— Begin Task data —

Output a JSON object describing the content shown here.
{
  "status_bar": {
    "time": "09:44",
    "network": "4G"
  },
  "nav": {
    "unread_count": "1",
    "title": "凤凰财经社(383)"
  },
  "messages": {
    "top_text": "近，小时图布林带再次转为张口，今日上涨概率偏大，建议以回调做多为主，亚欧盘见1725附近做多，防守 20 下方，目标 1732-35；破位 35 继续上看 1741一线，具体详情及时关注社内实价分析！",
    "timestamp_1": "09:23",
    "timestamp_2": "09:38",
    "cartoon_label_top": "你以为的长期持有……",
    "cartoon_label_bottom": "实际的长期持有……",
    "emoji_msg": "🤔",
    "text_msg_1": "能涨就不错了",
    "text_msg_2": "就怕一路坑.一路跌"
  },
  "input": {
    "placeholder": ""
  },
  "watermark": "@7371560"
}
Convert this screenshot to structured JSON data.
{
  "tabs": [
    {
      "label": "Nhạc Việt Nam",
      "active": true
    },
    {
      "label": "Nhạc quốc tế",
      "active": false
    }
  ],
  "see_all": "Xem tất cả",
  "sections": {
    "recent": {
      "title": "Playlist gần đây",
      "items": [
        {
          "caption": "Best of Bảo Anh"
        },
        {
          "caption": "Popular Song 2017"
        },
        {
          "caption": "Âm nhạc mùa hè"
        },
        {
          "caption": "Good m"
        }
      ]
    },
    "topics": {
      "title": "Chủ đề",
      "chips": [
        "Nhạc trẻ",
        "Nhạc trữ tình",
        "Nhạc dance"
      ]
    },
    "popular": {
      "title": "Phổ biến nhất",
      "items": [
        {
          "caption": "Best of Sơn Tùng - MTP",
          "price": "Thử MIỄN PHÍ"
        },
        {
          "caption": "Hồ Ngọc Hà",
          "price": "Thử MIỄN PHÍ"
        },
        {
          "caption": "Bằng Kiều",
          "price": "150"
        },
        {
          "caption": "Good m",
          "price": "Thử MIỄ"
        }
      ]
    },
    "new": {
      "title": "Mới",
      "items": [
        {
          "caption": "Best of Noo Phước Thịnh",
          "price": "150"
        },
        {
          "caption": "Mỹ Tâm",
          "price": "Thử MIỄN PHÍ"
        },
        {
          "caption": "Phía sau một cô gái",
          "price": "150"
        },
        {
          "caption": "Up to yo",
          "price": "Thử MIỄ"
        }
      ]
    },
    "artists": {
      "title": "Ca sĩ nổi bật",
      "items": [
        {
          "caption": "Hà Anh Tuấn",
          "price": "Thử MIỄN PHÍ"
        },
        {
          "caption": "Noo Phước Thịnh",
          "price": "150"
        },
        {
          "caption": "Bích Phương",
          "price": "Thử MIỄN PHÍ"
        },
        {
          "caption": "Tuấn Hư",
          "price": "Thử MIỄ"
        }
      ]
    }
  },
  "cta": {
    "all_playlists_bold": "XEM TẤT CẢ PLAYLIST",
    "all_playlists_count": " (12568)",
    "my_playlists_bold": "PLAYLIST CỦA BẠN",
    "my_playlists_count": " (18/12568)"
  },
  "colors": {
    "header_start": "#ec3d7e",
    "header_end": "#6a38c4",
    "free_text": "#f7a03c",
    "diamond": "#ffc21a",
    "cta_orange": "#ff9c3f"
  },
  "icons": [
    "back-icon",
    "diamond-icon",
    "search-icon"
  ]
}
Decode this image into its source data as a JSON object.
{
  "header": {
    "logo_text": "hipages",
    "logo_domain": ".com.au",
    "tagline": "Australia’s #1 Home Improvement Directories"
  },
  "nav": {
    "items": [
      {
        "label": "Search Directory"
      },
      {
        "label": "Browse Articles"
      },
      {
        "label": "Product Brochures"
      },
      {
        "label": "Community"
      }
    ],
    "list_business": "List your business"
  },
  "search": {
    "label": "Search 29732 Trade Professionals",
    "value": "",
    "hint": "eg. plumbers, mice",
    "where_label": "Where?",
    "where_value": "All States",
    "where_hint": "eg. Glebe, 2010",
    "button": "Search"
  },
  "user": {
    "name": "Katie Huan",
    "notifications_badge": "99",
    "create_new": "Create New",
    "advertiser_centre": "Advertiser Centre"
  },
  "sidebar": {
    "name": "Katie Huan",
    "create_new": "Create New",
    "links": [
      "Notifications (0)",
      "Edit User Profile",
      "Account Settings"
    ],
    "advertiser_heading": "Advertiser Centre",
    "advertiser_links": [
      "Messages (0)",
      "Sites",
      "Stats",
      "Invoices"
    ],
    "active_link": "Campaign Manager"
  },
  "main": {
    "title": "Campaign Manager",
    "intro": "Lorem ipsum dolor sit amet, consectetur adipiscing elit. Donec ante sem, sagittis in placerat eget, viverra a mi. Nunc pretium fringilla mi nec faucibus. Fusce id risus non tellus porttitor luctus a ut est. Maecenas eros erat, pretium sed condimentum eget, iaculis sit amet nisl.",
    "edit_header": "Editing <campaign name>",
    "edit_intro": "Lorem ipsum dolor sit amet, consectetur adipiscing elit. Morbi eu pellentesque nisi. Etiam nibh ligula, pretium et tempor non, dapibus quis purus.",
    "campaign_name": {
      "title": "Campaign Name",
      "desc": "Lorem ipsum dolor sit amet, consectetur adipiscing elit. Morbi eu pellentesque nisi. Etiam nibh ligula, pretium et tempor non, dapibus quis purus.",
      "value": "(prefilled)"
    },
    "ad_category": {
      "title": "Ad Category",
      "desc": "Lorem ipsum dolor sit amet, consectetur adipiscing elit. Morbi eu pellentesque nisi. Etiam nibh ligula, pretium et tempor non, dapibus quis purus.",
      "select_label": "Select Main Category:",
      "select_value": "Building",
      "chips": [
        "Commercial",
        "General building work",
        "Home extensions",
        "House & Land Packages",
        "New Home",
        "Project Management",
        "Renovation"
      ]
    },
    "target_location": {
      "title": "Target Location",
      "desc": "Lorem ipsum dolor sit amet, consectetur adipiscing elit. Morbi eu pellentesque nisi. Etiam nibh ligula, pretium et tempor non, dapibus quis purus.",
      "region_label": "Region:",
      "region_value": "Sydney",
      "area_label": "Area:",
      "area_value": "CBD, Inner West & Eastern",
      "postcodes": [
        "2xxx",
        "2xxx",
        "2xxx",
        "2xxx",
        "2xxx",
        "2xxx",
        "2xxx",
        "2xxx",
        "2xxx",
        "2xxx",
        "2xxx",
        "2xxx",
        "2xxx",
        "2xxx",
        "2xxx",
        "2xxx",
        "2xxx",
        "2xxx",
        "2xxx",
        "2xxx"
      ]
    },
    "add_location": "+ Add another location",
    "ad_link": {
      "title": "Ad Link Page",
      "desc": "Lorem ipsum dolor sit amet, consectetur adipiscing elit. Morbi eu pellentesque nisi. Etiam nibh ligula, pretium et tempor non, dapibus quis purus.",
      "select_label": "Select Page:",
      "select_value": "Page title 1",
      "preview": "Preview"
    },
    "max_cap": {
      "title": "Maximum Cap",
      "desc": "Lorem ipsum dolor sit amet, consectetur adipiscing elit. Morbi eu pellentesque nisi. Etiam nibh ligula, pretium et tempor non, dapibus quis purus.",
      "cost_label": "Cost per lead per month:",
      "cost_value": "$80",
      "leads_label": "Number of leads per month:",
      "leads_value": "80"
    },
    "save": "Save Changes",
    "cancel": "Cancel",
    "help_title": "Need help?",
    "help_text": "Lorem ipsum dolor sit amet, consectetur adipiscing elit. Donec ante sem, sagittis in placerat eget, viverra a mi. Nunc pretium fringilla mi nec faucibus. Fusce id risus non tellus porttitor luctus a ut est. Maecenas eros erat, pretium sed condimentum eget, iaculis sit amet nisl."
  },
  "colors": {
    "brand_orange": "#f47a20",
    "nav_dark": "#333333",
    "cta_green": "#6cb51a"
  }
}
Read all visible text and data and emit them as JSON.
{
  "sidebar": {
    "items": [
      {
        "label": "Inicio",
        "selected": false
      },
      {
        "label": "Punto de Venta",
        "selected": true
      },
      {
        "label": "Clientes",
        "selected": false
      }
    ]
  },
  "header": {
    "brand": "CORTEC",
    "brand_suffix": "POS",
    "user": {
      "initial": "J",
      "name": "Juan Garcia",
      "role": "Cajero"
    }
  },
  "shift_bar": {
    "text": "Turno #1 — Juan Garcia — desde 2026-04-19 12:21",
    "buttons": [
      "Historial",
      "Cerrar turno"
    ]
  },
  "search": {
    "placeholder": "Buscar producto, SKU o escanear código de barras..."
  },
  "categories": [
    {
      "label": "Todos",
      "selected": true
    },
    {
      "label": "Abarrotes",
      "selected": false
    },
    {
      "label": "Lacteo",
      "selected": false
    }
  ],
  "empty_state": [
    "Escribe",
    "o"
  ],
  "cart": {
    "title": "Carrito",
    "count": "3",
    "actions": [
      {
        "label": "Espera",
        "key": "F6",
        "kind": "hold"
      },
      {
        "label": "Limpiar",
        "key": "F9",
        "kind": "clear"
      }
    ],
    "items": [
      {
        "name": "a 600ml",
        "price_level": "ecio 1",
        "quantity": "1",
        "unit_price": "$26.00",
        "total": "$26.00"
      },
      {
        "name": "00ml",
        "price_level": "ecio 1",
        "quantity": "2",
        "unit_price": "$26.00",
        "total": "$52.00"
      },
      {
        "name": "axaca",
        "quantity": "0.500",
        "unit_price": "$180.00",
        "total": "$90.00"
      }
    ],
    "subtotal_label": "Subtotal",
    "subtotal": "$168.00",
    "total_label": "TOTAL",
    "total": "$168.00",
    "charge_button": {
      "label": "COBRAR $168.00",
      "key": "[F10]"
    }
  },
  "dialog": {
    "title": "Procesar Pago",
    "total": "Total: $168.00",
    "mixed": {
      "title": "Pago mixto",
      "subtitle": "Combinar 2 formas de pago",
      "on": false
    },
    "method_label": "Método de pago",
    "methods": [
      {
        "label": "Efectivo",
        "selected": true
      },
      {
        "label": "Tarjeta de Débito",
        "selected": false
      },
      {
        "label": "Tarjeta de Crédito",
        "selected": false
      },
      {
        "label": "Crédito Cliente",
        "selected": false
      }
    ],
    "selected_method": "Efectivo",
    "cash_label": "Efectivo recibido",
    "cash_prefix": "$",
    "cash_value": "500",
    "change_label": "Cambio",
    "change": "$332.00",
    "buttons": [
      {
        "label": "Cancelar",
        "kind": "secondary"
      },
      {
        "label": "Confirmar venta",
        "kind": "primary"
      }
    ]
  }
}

— End Task data —

### What to produce
Among the lines of the records above, count those holding the string "eget", and report only the number.

### Exercise output
2